### Goal
Identify every line in the records below that contains the word "Abente", and reproduce each one.
>> BEGIN Dataset
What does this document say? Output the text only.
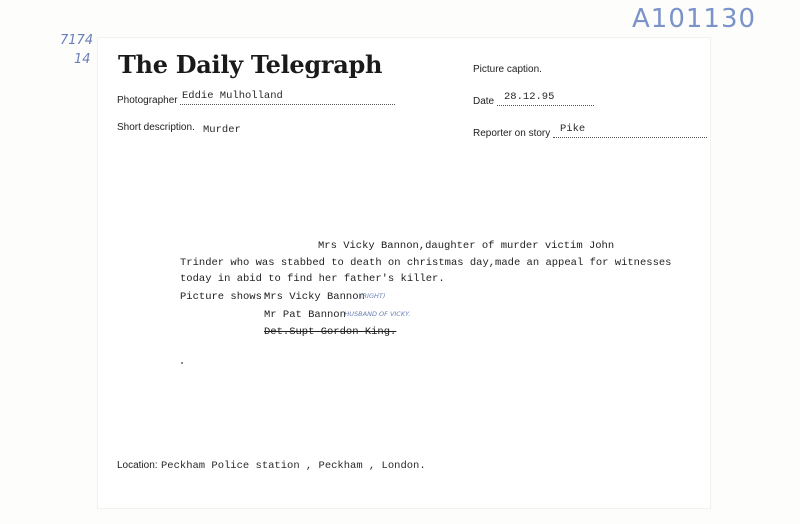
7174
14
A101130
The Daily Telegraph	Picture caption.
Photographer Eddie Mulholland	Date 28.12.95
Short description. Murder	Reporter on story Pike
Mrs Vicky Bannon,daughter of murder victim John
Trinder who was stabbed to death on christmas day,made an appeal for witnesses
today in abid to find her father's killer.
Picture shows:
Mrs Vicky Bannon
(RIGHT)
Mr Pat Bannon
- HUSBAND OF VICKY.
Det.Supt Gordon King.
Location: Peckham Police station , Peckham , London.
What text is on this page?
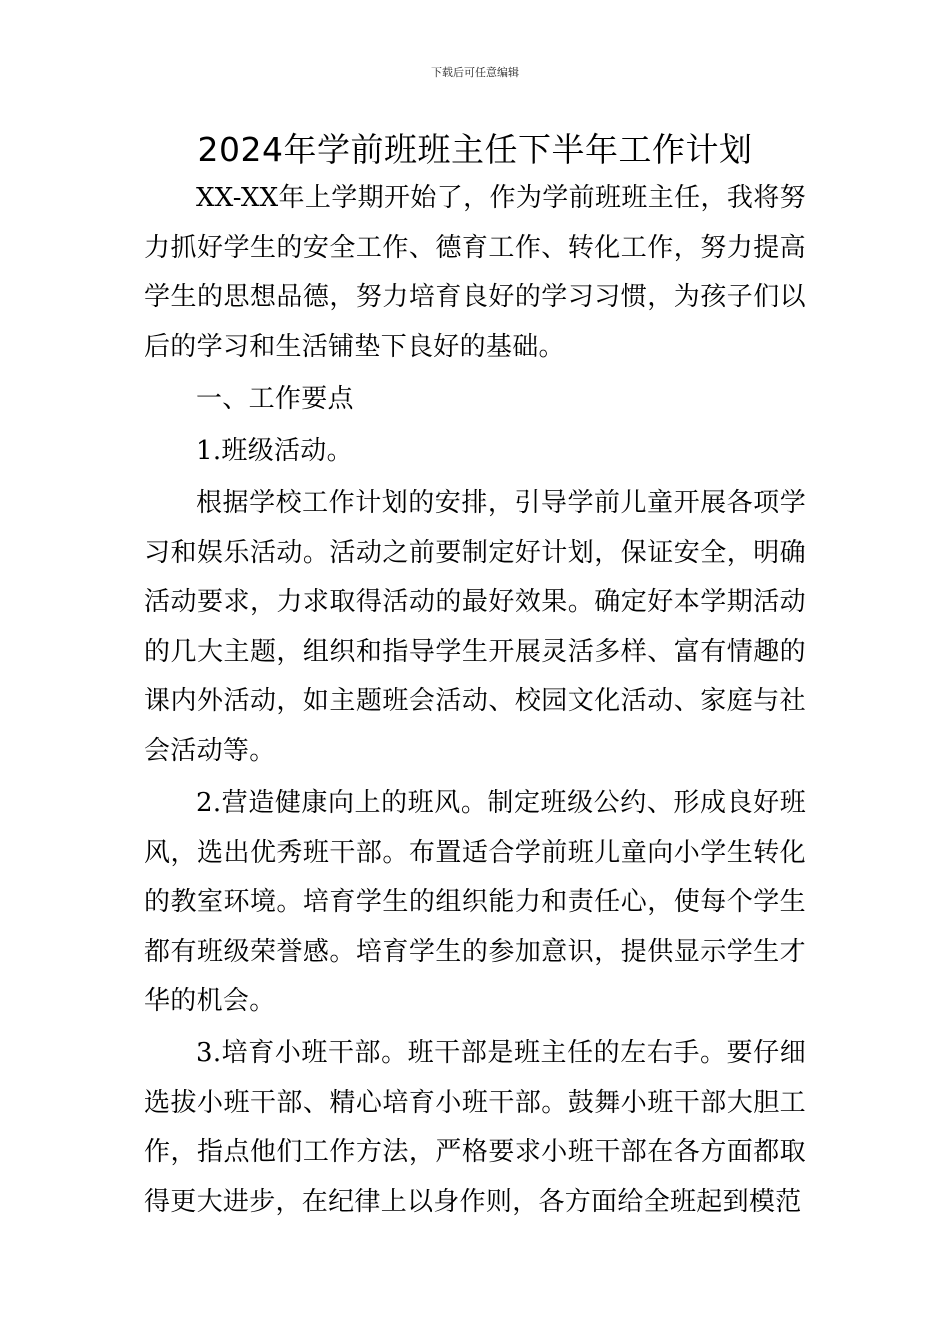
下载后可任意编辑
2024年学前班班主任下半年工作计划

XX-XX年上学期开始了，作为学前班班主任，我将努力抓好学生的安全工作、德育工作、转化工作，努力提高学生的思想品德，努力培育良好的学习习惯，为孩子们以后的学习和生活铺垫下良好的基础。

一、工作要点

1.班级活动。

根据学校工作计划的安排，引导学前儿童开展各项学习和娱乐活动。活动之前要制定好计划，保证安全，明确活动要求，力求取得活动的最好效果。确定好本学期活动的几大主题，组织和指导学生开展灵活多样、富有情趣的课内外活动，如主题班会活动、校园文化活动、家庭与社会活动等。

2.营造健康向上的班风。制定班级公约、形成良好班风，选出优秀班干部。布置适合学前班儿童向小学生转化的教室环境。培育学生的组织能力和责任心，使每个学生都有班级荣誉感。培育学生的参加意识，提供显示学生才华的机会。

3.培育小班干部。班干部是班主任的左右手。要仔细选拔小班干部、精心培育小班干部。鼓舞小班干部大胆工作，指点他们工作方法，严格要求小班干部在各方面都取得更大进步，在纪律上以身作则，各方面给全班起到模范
>> END Dataset
>> BEGIN Dataset
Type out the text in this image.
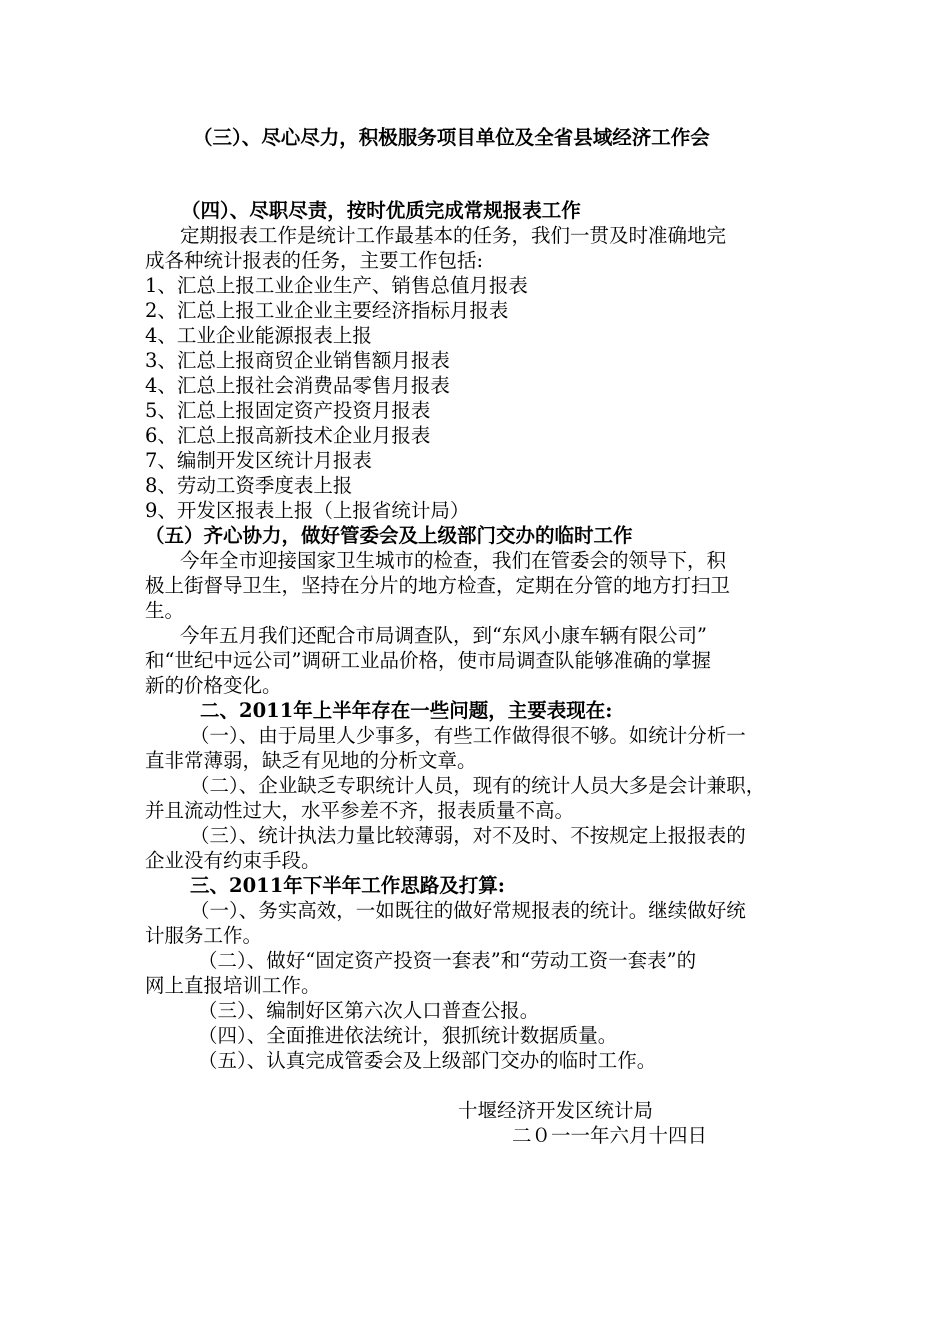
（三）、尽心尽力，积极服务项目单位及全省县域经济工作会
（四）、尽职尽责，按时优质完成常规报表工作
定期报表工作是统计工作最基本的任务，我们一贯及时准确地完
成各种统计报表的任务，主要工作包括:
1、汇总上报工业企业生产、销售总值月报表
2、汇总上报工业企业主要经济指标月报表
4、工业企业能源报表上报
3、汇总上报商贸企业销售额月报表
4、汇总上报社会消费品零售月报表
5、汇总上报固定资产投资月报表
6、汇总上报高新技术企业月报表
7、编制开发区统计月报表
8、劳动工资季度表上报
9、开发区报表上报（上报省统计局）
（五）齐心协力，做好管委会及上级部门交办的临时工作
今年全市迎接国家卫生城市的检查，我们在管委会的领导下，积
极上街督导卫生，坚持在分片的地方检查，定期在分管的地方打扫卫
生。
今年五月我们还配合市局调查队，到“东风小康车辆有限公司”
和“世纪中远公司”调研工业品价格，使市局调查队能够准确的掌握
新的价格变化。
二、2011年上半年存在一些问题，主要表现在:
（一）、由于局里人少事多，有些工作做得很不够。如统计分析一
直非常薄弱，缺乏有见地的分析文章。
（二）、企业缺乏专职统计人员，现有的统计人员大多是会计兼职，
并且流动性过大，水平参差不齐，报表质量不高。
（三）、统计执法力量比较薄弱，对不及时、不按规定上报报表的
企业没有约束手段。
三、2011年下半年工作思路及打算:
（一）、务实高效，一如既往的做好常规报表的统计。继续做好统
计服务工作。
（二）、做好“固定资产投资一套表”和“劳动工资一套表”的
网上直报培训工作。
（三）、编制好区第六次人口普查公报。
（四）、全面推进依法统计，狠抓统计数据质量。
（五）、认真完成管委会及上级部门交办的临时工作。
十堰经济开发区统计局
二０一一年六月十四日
>> END Dataset
>> BEGIN Dataset
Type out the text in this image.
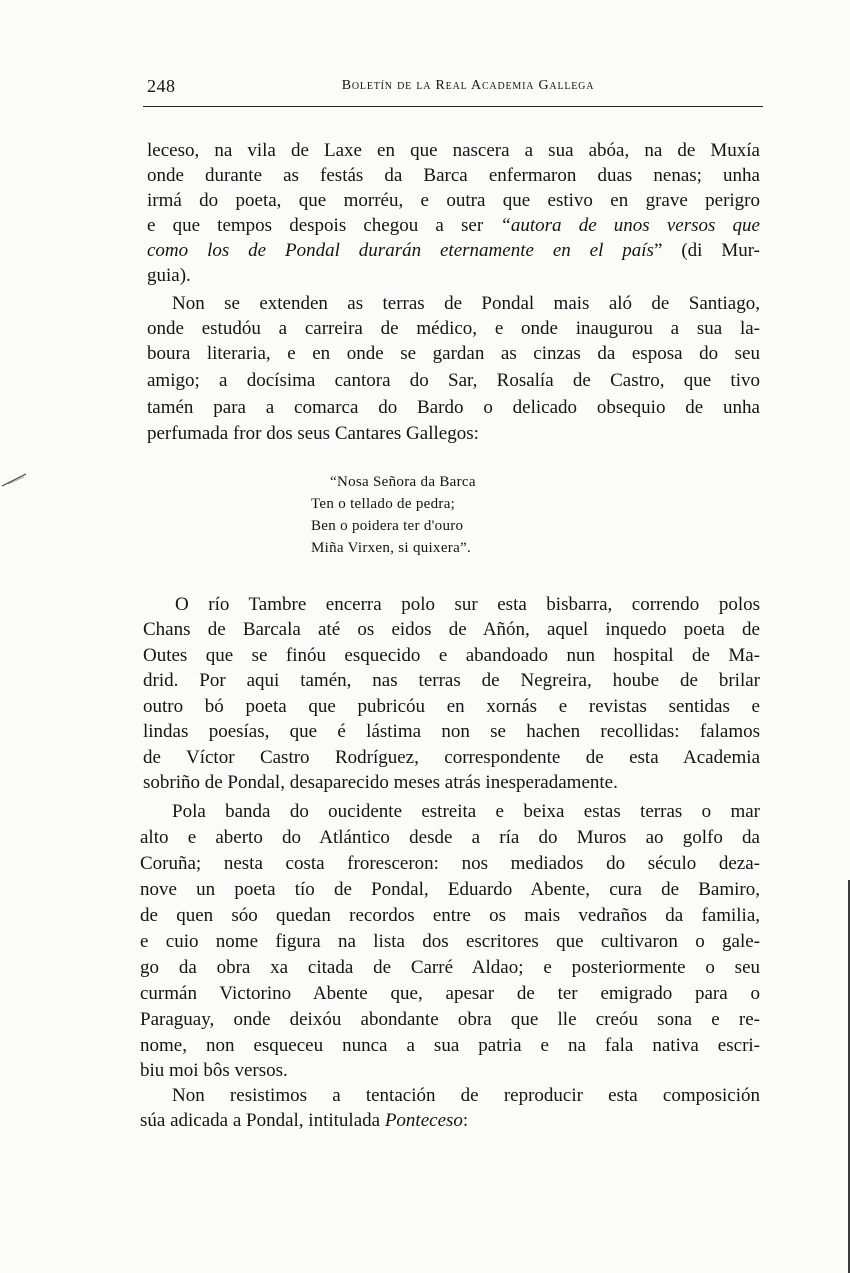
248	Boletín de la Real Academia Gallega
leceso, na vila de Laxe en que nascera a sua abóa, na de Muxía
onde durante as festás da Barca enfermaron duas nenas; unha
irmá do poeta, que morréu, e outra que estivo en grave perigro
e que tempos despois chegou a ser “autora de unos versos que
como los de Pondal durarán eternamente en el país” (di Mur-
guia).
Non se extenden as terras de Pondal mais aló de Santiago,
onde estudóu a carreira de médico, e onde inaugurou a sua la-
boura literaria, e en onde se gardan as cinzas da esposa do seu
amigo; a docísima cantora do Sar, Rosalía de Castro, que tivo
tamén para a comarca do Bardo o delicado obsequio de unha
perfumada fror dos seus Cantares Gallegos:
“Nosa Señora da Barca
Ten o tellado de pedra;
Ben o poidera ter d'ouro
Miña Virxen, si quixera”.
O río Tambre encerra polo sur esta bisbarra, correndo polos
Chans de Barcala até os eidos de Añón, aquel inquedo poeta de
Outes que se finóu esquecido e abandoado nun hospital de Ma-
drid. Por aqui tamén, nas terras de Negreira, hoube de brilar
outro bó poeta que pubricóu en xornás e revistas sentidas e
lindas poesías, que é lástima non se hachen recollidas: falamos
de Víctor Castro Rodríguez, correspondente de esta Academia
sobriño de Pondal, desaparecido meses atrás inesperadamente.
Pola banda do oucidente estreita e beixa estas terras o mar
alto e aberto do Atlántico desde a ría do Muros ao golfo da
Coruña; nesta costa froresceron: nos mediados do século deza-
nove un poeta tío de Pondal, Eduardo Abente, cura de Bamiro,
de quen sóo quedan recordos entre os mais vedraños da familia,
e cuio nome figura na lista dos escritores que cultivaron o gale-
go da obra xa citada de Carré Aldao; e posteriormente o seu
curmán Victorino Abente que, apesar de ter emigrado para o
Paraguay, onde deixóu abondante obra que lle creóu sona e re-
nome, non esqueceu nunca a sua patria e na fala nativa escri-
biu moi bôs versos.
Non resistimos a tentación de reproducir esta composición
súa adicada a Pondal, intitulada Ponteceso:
>> END Dataset
### Full solution
nove un poeta tío de Pondal, Eduardo Abente, cura de Bamiro,
curmán Victorino Abente que, apesar de ter emigrado para o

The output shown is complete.